- [Exercise requirements]: Output all lines exactly, with nothing added or dropped.

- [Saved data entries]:
## start
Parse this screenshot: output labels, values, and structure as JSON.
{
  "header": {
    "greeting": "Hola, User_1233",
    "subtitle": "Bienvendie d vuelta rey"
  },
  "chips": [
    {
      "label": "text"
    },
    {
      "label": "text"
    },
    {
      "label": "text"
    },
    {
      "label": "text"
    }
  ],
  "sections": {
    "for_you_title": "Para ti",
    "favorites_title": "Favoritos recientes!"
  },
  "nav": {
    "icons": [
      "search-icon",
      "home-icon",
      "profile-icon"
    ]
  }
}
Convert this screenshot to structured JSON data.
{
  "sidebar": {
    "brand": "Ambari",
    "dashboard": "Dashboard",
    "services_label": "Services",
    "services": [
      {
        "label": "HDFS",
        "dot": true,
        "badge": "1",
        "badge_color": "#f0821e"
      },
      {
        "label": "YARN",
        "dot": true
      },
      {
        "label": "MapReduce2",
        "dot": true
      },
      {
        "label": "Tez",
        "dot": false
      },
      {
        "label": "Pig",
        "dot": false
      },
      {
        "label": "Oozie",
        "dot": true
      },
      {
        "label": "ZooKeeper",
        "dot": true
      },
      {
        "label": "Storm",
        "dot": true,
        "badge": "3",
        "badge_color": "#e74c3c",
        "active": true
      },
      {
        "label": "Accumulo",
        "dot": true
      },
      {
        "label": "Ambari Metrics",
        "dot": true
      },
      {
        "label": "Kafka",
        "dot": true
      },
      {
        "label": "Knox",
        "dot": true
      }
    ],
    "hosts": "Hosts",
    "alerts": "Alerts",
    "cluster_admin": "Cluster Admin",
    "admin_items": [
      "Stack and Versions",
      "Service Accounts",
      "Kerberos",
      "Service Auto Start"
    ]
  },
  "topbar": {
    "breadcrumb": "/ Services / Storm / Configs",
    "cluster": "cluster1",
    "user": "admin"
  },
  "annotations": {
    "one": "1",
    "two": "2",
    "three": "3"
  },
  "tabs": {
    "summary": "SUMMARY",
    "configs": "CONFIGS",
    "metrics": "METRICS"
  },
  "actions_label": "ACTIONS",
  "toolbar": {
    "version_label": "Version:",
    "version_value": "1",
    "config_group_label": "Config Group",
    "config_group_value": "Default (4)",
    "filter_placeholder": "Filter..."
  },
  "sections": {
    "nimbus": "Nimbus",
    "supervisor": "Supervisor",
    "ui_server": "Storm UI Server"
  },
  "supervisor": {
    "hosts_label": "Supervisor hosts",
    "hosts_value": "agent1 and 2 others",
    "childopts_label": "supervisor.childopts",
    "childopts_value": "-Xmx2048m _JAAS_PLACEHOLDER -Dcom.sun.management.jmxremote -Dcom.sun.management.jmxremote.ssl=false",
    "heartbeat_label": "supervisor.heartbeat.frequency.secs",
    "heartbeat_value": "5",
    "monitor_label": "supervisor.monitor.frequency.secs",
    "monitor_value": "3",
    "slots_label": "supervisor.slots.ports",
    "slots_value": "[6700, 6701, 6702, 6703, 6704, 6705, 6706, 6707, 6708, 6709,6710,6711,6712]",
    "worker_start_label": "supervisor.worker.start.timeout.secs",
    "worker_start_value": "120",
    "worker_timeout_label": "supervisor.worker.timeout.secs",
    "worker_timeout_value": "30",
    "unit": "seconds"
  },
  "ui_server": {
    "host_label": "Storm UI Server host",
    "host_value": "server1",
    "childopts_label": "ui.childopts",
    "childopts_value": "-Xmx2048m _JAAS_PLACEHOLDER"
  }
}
## end
- [Right answer]:
Parse this screenshot: output labels, values, and structure as JSON.
{
  "header": {
    "greeting": "Hola, User_1233",
    "subtitle": "Bienvendie d vuelta rey"
  },
  "chips": [
    {
      "label": "text"
    },
    {
      "label": "text"
    },
    {
      "label": "text"
    },
    {
      "label": "text"
    }
  ],
  "sections": {
    "for_you_title": "Para ti",
    "favorites_title": "Favoritos recientes!"
  },
  "nav": {
    "icons": [
      "search-icon",
      "home-icon",
      "profile-icon"
    ]
  }
}
Convert this screenshot to structured JSON data.
{
  "sidebar": {
    "brand": "Ambari",
    "dashboard": "Dashboard",
    "services_label": "Services",
    "services": [
      {
        "label": "HDFS",
        "dot": true,
        "badge": "1",
        "badge_color": "#f0821e"
      },
      {
        "label": "YARN",
        "dot": true
      },
      {
        "label": "MapReduce2",
        "dot": true
      },
      {
        "label": "Tez",
        "dot": false
      },
      {
        "label": "Pig",
        "dot": false
      },
      {
        "label": "Oozie",
        "dot": true
      },
      {
        "label": "ZooKeeper",
        "dot": true
      },
      {
        "label": "Storm",
        "dot": true,
        "badge": "3",
        "badge_color": "#e74c3c",
        "active": true
      },
      {
        "label": "Accumulo",
        "dot": true
      },
      {
        "label": "Ambari Metrics",
        "dot": true
      },
      {
        "label": "Kafka",
        "dot": true
      },
      {
        "label": "Knox",
        "dot": true
      }
    ],
    "hosts": "Hosts",
    "alerts": "Alerts",
    "cluster_admin": "Cluster Admin",
    "admin_items": [
      "Stack and Versions",
      "Service Accounts",
      "Kerberos",
      "Service Auto Start"
    ]
  },
  "topbar": {
    "breadcrumb": "/ Services / Storm / Configs",
    "cluster": "cluster1",
    "user": "admin"
  },
  "annotations": {
    "one": "1",
    "two": "2",
    "three": "3"
  },
  "tabs": {
    "summary": "SUMMARY",
    "configs": "CONFIGS",
    "metrics": "METRICS"
  },
  "actions_label": "ACTIONS",
  "toolbar": {
    "version_label": "Version:",
    "version_value": "1",
    "config_group_label": "Config Group",
    "config_group_value": "Default (4)",
    "filter_placeholder": "Filter..."
  },
  "sections": {
    "nimbus": "Nimbus",
    "supervisor": "Supervisor",
    "ui_server": "Storm UI Server"
  },
  "supervisor": {
    "hosts_label": "Supervisor hosts",
    "hosts_value": "agent1 and 2 others",
    "childopts_label": "supervisor.childopts",
    "childopts_value": "-Xmx2048m _JAAS_PLACEHOLDER -Dcom.sun.management.jmxremote -Dcom.sun.management.jmxremote.ssl=false",
    "heartbeat_label": "supervisor.heartbeat.frequency.secs",
    "heartbeat_value": "5",
    "monitor_label": "supervisor.monitor.frequency.secs",
    "monitor_value": "3",
    "slots_label": "supervisor.slots.ports",
    "slots_value": "[6700, 6701, 6702, 6703, 6704, 6705, 6706, 6707, 6708, 6709,6710,6711,6712]",
    "worker_start_label": "supervisor.worker.start.timeout.secs",
    "worker_start_value": "120",
    "worker_timeout_label": "supervisor.worker.timeout.secs",
    "worker_timeout_value": "30",
    "unit": "seconds"
  },
  "ui_server": {
    "host_label": "Storm UI Server host",
    "host_value": "server1",
    "childopts_label": "ui.childopts",
    "childopts_value": "-Xmx2048m _JAAS_PLACEHOLDER"
  }
}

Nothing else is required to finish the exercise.